**YOUR INSTRUCTIONS:** Reproduce the full listing below unchanged, apart from the pictures.

[start of LISTING]

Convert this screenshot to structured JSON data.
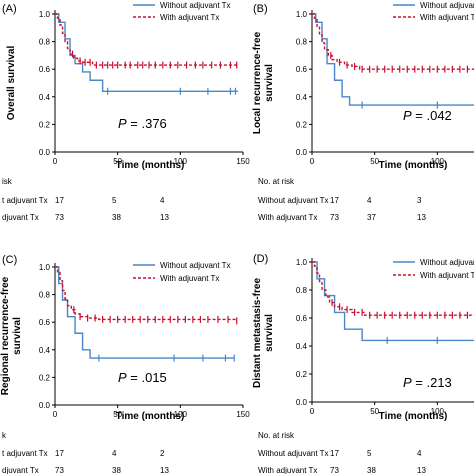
{
  "chart_data": [
    {
      "type": "line",
      "panel_label": "(A)",
      "ylabel": "Overall survival",
      "xlabel": "Time (months)",
      "p_prefix": "P",
      "p_value": "= .376",
      "xlim": [
        0,
        150
      ],
      "ylim": [
        0,
        1.0
      ],
      "x_ticks": [
        "0",
        "50",
        "100",
        "150"
      ],
      "y_ticks": [
        "0.0",
        "0.2",
        "0.4",
        "0.6",
        "0.8",
        "1.0"
      ],
      "series": [
        {
          "name": "Without adjuvant Tx",
          "color": "#4a86c8",
          "style": "solid",
          "x": [
            0,
            3,
            8,
            12,
            16,
            22,
            28,
            38,
            146
          ],
          "y": [
            1.0,
            0.94,
            0.82,
            0.7,
            0.64,
            0.58,
            0.52,
            0.44,
            0.44
          ],
          "censored_x": [
            42,
            100,
            122,
            140,
            144
          ]
        },
        {
          "name": "With adjuvant Tx",
          "color": "#c8102e",
          "style": "dashed",
          "x": [
            0,
            2,
            4,
            6,
            8,
            10,
            12,
            15,
            18,
            22,
            30,
            145
          ],
          "y": [
            1.0,
            0.97,
            0.92,
            0.86,
            0.8,
            0.75,
            0.71,
            0.68,
            0.66,
            0.65,
            0.63,
            0.63
          ],
          "censored_x": [
            14,
            20,
            24,
            28,
            33,
            38,
            42,
            46,
            50,
            56,
            60,
            66,
            70,
            75,
            80,
            86,
            92,
            98,
            105,
            112,
            118,
            125,
            132,
            140,
            145
          ]
        }
      ],
      "risk_table": {
        "header": "No. at risk",
        "header_shown": "isk",
        "rows": [
          {
            "label": "Without adjuvant Tx",
            "label_shown": "t adjuvant Tx",
            "counts": [
              "17",
              "5",
              "4"
            ]
          },
          {
            "label": "With adjuvant Tx",
            "label_shown": "djuvant Tx",
            "counts": [
              "73",
              "38",
              "13"
            ]
          }
        ]
      }
    },
    {
      "type": "line",
      "panel_label": "(B)",
      "ylabel": "Local recurrence-free survival",
      "ylabel_lines": [
        "Local recurrence-free",
        "survival"
      ],
      "xlabel": "Time (months)",
      "p_prefix": "P",
      "p_value": "= .042",
      "xlim": [
        0,
        150
      ],
      "ylim": [
        0,
        1.0
      ],
      "x_ticks": [
        "0",
        "50",
        "100"
      ],
      "y_ticks": [
        "0.0",
        "0.2",
        "0.4",
        "0.6",
        "0.8",
        "1.0"
      ],
      "series": [
        {
          "name": "Without adjuvant Tx",
          "color": "#4a86c8",
          "style": "solid",
          "x": [
            0,
            3,
            8,
            12,
            18,
            24,
            30,
            150
          ],
          "y": [
            1.0,
            0.94,
            0.82,
            0.64,
            0.52,
            0.4,
            0.34,
            0.34
          ],
          "censored_x": [
            40,
            100,
            145
          ]
        },
        {
          "name": "With adjuvant Tx",
          "color": "#c8102e",
          "style": "dashed",
          "x": [
            0,
            2,
            4,
            6,
            8,
            10,
            13,
            16,
            20,
            26,
            32,
            38,
            150
          ],
          "y": [
            1.0,
            0.97,
            0.91,
            0.85,
            0.79,
            0.74,
            0.7,
            0.67,
            0.65,
            0.63,
            0.62,
            0.6,
            0.6
          ],
          "censored_x": [
            15,
            22,
            28,
            34,
            40,
            46,
            52,
            58,
            64,
            70,
            76,
            82,
            88,
            94,
            100,
            106,
            112,
            118,
            124,
            130,
            138,
            145
          ]
        }
      ],
      "risk_table": {
        "header": "No. at risk",
        "rows": [
          {
            "label": "Without adjuvant Tx",
            "counts": [
              "17",
              "4",
              "3"
            ]
          },
          {
            "label": "With adjuvant Tx",
            "counts": [
              "73",
              "37",
              "13"
            ]
          }
        ]
      }
    },
    {
      "type": "line",
      "panel_label": "(C)",
      "ylabel": "Regional recurrence-free survival",
      "ylabel_lines": [
        "Regional recurrence-free",
        "survival"
      ],
      "xlabel": "Time (months)",
      "p_prefix": "P",
      "p_value": "= .015",
      "xlim": [
        0,
        150
      ],
      "ylim": [
        0,
        1.0
      ],
      "x_ticks": [
        "0",
        "50",
        "100",
        "150"
      ],
      "y_ticks": [
        "0.0",
        "0.2",
        "0.4",
        "0.6",
        "0.8",
        "1.0"
      ],
      "series": [
        {
          "name": "Without adjuvant Tx",
          "color": "#4a86c8",
          "style": "solid",
          "x": [
            0,
            3,
            6,
            10,
            16,
            22,
            28,
            143
          ],
          "y": [
            1.0,
            0.88,
            0.76,
            0.64,
            0.52,
            0.4,
            0.34,
            0.34
          ],
          "censored_x": [
            35,
            95,
            118,
            136,
            143
          ]
        },
        {
          "name": "With adjuvant Tx",
          "color": "#c8102e",
          "style": "dashed",
          "x": [
            0,
            2,
            4,
            6,
            8,
            10,
            13,
            16,
            20,
            26,
            35,
            145
          ],
          "y": [
            1.0,
            0.96,
            0.9,
            0.83,
            0.77,
            0.72,
            0.69,
            0.66,
            0.64,
            0.63,
            0.62,
            0.61
          ],
          "censored_x": [
            15,
            20,
            26,
            32,
            38,
            44,
            50,
            56,
            62,
            68,
            74,
            80,
            86,
            92,
            98,
            104,
            110,
            116,
            122,
            130,
            138,
            145
          ]
        }
      ],
      "risk_table": {
        "header": "No. at risk",
        "header_shown": "k",
        "rows": [
          {
            "label": "Without adjuvant Tx",
            "label_shown": "t adjuvant Tx",
            "counts": [
              "17",
              "4",
              "2"
            ]
          },
          {
            "label": "With adjuvant Tx",
            "label_shown": "djuvant Tx",
            "counts": [
              "73",
              "38",
              "13"
            ]
          }
        ]
      }
    },
    {
      "type": "line",
      "panel_label": "(D)",
      "ylabel": "Distant metastasis-free survival",
      "ylabel_lines": [
        "Distant metastasis-free",
        "survival"
      ],
      "xlabel": "Time (months)",
      "p_prefix": "P",
      "p_value": "= .213",
      "xlim": [
        0,
        150
      ],
      "ylim": [
        0,
        1.0
      ],
      "x_ticks": [
        "0",
        "50",
        "100"
      ],
      "y_ticks": [
        "0.0",
        "0.2",
        "0.4",
        "0.6",
        "0.8",
        "1.0"
      ],
      "series": [
        {
          "name": "Without adjuvant Tx",
          "color": "#4a86c8",
          "style": "solid",
          "x": [
            0,
            4,
            10,
            18,
            26,
            40,
            150
          ],
          "y": [
            1.0,
            0.88,
            0.76,
            0.64,
            0.52,
            0.44,
            0.44
          ],
          "censored_x": [
            60,
            100,
            140
          ]
        },
        {
          "name": "With adjuvant Tx",
          "color": "#c8102e",
          "style": "dashed",
          "x": [
            0,
            2,
            4,
            6,
            8,
            11,
            14,
            18,
            24,
            32,
            42,
            150
          ],
          "y": [
            1.0,
            0.97,
            0.92,
            0.86,
            0.8,
            0.75,
            0.71,
            0.68,
            0.66,
            0.64,
            0.62,
            0.62
          ],
          "censored_x": [
            16,
            22,
            28,
            34,
            40,
            46,
            52,
            58,
            64,
            70,
            76,
            82,
            88,
            94,
            100,
            106,
            112,
            118,
            124,
            130,
            138,
            146
          ]
        }
      ],
      "risk_table": {
        "header": "No. at risk",
        "rows": [
          {
            "label": "Without adjuvant Tx",
            "counts": [
              "17",
              "5",
              "4"
            ]
          },
          {
            "label": "With adjuvant Tx",
            "counts": [
              "73",
              "38",
              "13"
            ]
          }
        ]
      }
    }
  ]
}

[end of LISTING]

**RESPONSE TO THE TASK:**
Convert this screenshot to structured JSON data.
{
  "chart_data": [
    {
      "type": "line",
      "panel_label": "(A)",
      "ylabel": "Overall survival",
      "xlabel": "Time (months)",
      "p_prefix": "P",
      "p_value": "= .376",
      "xlim": [
        0,
        150
      ],
      "ylim": [
        0,
        1.0
      ],
      "x_ticks": [
        "0",
        "50",
        "100",
        "150"
      ],
      "y_ticks": [
        "0.0",
        "0.2",
        "0.4",
        "0.6",
        "0.8",
        "1.0"
      ],
      "series": [
        {
          "name": "Without adjuvant Tx",
          "color": "#4a86c8",
          "style": "solid",
          "x": [
            0,
            3,
            8,
            12,
            16,
            22,
            28,
            38,
            146
          ],
          "y": [
            1.0,
            0.94,
            0.82,
            0.7,
            0.64,
            0.58,
            0.52,
            0.44,
            0.44
          ],
          "censored_x": [
            42,
            100,
            122,
            140,
            144
          ]
        },
        {
          "name": "With adjuvant Tx",
          "color": "#c8102e",
          "style": "dashed",
          "x": [
            0,
            2,
            4,
            6,
            8,
            10,
            12,
            15,
            18,
            22,
            30,
            145
          ],
          "y": [
            1.0,
            0.97,
            0.92,
            0.86,
            0.8,
            0.75,
            0.71,
            0.68,
            0.66,
            0.65,
            0.63,
            0.63
          ],
          "censored_x": [
            14,
            20,
            24,
            28,
            33,
            38,
            42,
            46,
            50,
            56,
            60,
            66,
            70,
            75,
            80,
            86,
            92,
            98,
            105,
            112,
            118,
            125,
            132,
            140,
            145
          ]
        }
      ],
      "risk_table": {
        "header": "No. at risk",
        "header_shown": "isk",
        "rows": [
          {
            "label": "Without adjuvant Tx",
            "label_shown": "t adjuvant Tx",
            "counts": [
              "17",
              "5",
              "4"
            ]
          },
          {
            "label": "With adjuvant Tx",
            "label_shown": "djuvant Tx",
            "counts": [
              "73",
              "38",
              "13"
            ]
          }
        ]
      }
    },
    {
      "type": "line",
      "panel_label": "(B)",
      "ylabel": "Local recurrence-free survival",
      "ylabel_lines": [
        "Local recurrence-free",
        "survival"
      ],
      "xlabel": "Time (months)",
      "p_prefix": "P",
      "p_value": "= .042",
      "xlim": [
        0,
        150
      ],
      "ylim": [
        0,
        1.0
      ],
      "x_ticks": [
        "0",
        "50",
        "100"
      ],
      "y_ticks": [
        "0.0",
        "0.2",
        "0.4",
        "0.6",
        "0.8",
        "1.0"
      ],
      "series": [
        {
          "name": "Without adjuvant Tx",
          "color": "#4a86c8",
          "style": "solid",
          "x": [
            0,
            3,
            8,
            12,
            18,
            24,
            30,
            150
          ],
          "y": [
            1.0,
            0.94,
            0.82,
            0.64,
            0.52,
            0.4,
            0.34,
            0.34
          ],
          "censored_x": [
            40,
            100,
            145
          ]
        },
        {
          "name": "With adjuvant Tx",
          "color": "#c8102e",
          "style": "dashed",
          "x": [
            0,
            2,
            4,
            6,
            8,
            10,
            13,
            16,
            20,
            26,
            32,
            38,
            150
          ],
          "y": [
            1.0,
            0.97,
            0.91,
            0.85,
            0.79,
            0.74,
            0.7,
            0.67,
            0.65,
            0.63,
            0.62,
            0.6,
            0.6
          ],
          "censored_x": [
            15,
            22,
            28,
            34,
            40,
            46,
            52,
            58,
            64,
            70,
            76,
            82,
            88,
            94,
            100,
            106,
            112,
            118,
            124,
            130,
            138,
            145
          ]
        }
      ],
      "risk_table": {
        "header": "No. at risk",
        "rows": [
          {
            "label": "Without adjuvant Tx",
            "counts": [
              "17",
              "4",
              "3"
            ]
          },
          {
            "label": "With adjuvant Tx",
            "counts": [
              "73",
              "37",
              "13"
            ]
          }
        ]
      }
    },
    {
      "type": "line",
      "panel_label": "(C)",
      "ylabel": "Regional recurrence-free survival",
      "ylabel_lines": [
        "Regional recurrence-free",
        "survival"
      ],
      "xlabel": "Time (months)",
      "p_prefix": "P",
      "p_value": "= .015",
      "xlim": [
        0,
        150
      ],
      "ylim": [
        0,
        1.0
      ],
      "x_ticks": [
        "0",
        "50",
        "100",
        "150"
      ],
      "y_ticks": [
        "0.0",
        "0.2",
        "0.4",
        "0.6",
        "0.8",
        "1.0"
      ],
      "series": [
        {
          "name": "Without adjuvant Tx",
          "color": "#4a86c8",
          "style": "solid",
          "x": [
            0,
            3,
            6,
            10,
            16,
            22,
            28,
            143
          ],
          "y": [
            1.0,
            0.88,
            0.76,
            0.64,
            0.52,
            0.4,
            0.34,
            0.34
          ],
          "censored_x": [
            35,
            95,
            118,
            136,
            143
          ]
        },
        {
          "name": "With adjuvant Tx",
          "color": "#c8102e",
          "style": "dashed",
          "x": [
            0,
            2,
            4,
            6,
            8,
            10,
            13,
            16,
            20,
            26,
            35,
            145
          ],
          "y": [
            1.0,
            0.96,
            0.9,
            0.83,
            0.77,
            0.72,
            0.69,
            0.66,
            0.64,
            0.63,
            0.62,
            0.61
          ],
          "censored_x": [
            15,
            20,
            26,
            32,
            38,
            44,
            50,
            56,
            62,
            68,
            74,
            80,
            86,
            92,
            98,
            104,
            110,
            116,
            122,
            130,
            138,
            145
          ]
        }
      ],
      "risk_table": {
        "header": "No. at risk",
        "header_shown": "k",
        "rows": [
          {
            "label": "Without adjuvant Tx",
            "label_shown": "t adjuvant Tx",
            "counts": [
              "17",
              "4",
              "2"
            ]
          },
          {
            "label": "With adjuvant Tx",
            "label_shown": "djuvant Tx",
            "counts": [
              "73",
              "38",
              "13"
            ]
          }
        ]
      }
    },
    {
      "type": "line",
      "panel_label": "(D)",
      "ylabel": "Distant metastasis-free survival",
      "ylabel_lines": [
        "Distant metastasis-free",
        "survival"
      ],
      "xlabel": "Time (months)",
      "p_prefix": "P",
      "p_value": "= .213",
      "xlim": [
        0,
        150
      ],
      "ylim": [
        0,
        1.0
      ],
      "x_ticks": [
        "0",
        "50",
        "100"
      ],
      "y_ticks": [
        "0.0",
        "0.2",
        "0.4",
        "0.6",
        "0.8",
        "1.0"
      ],
      "series": [
        {
          "name": "Without adjuvant Tx",
          "color": "#4a86c8",
          "style": "solid",
          "x": [
            0,
            4,
            10,
            18,
            26,
            40,
            150
          ],
          "y": [
            1.0,
            0.88,
            0.76,
            0.64,
            0.52,
            0.44,
            0.44
          ],
          "censored_x": [
            60,
            100,
            140
          ]
        },
        {
          "name": "With adjuvant Tx",
          "color": "#c8102e",
          "style": "dashed",
          "x": [
            0,
            2,
            4,
            6,
            8,
            11,
            14,
            18,
            24,
            32,
            42,
            150
          ],
          "y": [
            1.0,
            0.97,
            0.92,
            0.86,
            0.8,
            0.75,
            0.71,
            0.68,
            0.66,
            0.64,
            0.62,
            0.62
          ],
          "censored_x": [
            16,
            22,
            28,
            34,
            40,
            46,
            52,
            58,
            64,
            70,
            76,
            82,
            88,
            94,
            100,
            106,
            112,
            118,
            124,
            130,
            138,
            146
          ]
        }
      ],
      "risk_table": {
        "header": "No. at risk",
        "rows": [
          {
            "label": "Without adjuvant Tx",
            "counts": [
              "17",
              "5",
              "4"
            ]
          },
          {
            "label": "With adjuvant Tx",
            "counts": [
              "73",
              "38",
              "13"
            ]
          }
        ]
      }
    }
  ]
}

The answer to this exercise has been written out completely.